Please copy every line of the records below that holds the word "lost".

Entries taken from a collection
....

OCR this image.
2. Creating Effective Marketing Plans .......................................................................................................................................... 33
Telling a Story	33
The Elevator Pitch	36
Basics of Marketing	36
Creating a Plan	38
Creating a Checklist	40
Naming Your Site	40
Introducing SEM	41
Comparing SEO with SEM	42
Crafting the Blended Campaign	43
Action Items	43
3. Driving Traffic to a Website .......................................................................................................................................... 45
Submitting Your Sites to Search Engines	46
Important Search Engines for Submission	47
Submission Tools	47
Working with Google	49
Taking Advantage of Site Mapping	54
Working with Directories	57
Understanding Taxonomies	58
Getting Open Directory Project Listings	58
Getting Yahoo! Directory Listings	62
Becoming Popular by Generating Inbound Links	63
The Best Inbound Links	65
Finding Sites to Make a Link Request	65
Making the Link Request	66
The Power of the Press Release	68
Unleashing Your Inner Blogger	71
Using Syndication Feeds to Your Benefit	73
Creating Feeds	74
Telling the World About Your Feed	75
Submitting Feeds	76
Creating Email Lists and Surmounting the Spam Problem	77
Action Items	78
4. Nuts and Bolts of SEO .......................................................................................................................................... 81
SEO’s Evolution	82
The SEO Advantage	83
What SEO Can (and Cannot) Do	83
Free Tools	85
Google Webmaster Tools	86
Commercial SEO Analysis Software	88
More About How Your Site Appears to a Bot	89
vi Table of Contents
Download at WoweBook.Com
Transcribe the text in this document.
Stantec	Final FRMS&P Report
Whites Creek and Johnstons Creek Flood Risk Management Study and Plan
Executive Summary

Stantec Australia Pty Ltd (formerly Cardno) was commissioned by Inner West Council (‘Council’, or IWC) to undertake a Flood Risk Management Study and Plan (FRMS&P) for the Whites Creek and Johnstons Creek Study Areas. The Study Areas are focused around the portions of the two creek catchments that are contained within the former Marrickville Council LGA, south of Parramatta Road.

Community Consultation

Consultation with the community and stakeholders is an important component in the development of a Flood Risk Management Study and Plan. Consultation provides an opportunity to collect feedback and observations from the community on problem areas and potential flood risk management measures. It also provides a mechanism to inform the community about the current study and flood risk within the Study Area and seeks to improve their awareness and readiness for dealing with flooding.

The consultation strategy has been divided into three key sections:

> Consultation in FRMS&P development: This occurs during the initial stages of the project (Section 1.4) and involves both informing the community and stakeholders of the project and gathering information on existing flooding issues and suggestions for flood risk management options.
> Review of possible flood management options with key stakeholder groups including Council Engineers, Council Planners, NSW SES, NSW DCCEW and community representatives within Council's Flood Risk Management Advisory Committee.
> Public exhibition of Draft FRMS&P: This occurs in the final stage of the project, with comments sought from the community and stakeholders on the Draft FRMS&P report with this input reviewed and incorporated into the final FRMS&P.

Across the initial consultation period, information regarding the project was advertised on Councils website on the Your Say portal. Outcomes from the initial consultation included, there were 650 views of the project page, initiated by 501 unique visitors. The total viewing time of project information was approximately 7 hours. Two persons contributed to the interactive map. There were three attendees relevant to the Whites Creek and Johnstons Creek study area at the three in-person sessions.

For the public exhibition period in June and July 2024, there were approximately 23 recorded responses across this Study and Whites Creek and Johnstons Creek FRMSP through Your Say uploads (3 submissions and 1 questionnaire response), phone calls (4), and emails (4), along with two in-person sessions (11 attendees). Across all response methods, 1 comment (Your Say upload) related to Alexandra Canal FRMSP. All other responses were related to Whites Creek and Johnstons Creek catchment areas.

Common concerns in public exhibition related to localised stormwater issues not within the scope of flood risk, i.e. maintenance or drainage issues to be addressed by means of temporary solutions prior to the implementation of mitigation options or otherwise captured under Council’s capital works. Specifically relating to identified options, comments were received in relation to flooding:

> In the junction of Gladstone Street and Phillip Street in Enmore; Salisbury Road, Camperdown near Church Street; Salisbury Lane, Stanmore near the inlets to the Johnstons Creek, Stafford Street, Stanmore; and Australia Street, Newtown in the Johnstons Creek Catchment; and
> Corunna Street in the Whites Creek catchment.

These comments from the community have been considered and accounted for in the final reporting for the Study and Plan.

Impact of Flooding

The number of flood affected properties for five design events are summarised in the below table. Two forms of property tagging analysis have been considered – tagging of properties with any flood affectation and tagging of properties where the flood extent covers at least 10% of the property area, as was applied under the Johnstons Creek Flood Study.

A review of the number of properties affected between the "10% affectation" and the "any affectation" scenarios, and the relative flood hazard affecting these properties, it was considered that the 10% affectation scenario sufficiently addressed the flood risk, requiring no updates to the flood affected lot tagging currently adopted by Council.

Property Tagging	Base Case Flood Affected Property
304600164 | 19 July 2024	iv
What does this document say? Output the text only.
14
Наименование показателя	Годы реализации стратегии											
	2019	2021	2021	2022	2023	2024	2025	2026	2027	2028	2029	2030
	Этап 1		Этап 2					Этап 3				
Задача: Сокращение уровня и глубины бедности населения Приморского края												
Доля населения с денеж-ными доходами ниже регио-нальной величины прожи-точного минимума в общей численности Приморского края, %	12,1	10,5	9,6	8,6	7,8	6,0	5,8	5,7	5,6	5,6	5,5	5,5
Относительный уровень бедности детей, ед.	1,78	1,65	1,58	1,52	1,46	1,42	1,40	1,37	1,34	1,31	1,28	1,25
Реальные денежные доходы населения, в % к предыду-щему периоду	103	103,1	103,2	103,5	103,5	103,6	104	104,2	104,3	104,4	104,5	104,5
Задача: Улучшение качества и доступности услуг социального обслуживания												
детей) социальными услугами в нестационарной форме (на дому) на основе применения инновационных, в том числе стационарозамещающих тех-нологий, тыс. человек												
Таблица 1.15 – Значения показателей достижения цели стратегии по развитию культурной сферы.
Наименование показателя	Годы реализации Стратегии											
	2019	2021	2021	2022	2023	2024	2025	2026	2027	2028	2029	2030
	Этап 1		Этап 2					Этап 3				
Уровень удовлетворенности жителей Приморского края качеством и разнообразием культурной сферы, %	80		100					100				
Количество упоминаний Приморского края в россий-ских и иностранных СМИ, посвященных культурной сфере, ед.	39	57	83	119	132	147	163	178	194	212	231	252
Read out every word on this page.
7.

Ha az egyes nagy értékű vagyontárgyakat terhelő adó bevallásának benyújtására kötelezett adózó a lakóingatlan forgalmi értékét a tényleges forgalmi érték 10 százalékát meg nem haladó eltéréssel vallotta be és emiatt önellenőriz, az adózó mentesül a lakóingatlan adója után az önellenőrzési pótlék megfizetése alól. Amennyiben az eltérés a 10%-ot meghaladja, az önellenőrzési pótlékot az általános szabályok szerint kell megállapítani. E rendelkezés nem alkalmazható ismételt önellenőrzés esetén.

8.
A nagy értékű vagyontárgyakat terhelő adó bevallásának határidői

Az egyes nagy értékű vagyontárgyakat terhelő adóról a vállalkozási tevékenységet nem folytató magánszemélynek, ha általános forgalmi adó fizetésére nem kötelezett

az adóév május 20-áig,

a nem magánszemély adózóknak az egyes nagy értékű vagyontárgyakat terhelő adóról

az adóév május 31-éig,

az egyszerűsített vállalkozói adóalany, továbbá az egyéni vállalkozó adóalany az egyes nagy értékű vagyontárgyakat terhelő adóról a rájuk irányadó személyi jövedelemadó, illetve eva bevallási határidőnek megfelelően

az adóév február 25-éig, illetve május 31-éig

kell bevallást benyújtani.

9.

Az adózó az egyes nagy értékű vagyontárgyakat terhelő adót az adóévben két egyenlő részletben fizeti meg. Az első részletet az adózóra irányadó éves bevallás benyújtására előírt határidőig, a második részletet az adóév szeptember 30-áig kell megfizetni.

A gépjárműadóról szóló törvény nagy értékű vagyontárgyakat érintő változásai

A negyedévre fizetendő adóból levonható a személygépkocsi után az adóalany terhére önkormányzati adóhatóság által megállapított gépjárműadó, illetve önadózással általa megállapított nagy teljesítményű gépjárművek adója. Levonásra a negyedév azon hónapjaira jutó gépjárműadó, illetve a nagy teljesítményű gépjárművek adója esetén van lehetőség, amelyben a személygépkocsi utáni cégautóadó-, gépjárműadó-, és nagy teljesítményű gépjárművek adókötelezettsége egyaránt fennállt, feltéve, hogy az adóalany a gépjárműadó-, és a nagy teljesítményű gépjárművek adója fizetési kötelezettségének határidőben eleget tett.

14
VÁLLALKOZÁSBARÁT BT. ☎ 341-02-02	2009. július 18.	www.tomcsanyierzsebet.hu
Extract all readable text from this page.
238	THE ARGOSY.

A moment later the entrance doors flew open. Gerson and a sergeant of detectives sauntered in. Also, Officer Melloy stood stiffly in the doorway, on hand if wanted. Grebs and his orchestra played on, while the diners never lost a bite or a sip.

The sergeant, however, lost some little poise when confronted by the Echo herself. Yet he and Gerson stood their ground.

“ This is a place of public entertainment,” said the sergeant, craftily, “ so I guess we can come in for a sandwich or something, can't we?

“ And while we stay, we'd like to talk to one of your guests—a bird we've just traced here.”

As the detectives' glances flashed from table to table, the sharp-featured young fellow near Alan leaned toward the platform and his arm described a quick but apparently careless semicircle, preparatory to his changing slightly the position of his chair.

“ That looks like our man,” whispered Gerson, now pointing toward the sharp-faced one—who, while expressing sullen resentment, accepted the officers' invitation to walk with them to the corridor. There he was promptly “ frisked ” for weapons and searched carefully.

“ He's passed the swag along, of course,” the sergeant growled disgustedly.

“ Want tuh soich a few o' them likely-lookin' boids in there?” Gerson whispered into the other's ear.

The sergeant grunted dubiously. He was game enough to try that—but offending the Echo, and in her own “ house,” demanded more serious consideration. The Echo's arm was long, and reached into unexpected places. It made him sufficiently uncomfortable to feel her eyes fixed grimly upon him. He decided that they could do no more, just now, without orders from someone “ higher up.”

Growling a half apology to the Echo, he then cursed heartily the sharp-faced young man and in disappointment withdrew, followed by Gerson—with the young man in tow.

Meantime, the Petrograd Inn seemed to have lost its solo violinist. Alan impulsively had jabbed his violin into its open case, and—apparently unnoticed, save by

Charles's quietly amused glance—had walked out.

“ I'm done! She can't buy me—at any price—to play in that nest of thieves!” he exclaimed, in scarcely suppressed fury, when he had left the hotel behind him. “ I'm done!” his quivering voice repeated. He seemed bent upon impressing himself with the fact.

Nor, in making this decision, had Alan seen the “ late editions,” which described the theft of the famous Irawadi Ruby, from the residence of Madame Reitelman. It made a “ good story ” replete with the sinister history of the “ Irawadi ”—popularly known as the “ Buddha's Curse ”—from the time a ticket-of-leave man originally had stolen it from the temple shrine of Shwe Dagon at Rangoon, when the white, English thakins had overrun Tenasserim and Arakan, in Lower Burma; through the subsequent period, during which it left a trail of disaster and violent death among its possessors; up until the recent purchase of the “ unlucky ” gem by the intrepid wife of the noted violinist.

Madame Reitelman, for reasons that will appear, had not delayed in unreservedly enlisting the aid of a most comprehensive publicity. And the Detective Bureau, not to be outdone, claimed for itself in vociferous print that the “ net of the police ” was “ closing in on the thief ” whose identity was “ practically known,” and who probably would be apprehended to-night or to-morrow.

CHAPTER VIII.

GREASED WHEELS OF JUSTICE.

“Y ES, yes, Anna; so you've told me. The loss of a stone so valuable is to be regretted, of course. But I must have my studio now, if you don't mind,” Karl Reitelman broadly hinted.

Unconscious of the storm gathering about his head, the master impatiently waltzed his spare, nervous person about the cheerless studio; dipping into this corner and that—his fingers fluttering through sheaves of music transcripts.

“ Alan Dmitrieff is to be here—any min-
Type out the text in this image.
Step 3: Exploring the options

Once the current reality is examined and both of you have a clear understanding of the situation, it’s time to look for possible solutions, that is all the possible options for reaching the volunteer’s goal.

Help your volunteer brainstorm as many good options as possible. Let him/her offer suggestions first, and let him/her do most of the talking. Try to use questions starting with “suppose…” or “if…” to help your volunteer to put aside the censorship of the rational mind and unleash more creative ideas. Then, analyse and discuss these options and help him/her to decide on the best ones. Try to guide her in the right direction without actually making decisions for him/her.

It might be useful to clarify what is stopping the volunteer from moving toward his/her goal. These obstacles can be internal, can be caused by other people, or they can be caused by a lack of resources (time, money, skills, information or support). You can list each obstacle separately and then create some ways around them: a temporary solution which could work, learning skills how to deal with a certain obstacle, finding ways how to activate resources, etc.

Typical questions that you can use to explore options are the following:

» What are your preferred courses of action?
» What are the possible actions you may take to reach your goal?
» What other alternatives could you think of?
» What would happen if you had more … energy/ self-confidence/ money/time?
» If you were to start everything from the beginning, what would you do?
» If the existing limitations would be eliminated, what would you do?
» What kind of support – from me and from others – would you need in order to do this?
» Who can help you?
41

....

● ANSWER IN FULL:
A moment later the entrance doors flew open. Gerson and a sergeant of detectives sauntered in. Also, Officer Melloy stood stiffly in the doorway, on hand if wanted. Grebs and his orchestra played on, while the diners never lost a bite or a sip.
The sergeant, however, lost some little poise when confronted by the Echo herself. Yet he and Gerson stood their ground.
Meantime, the Petrograd Inn seemed to have lost its solo violinist. Alan impulsively had jabbed his violin into its open case, and—apparently unnoticed, save by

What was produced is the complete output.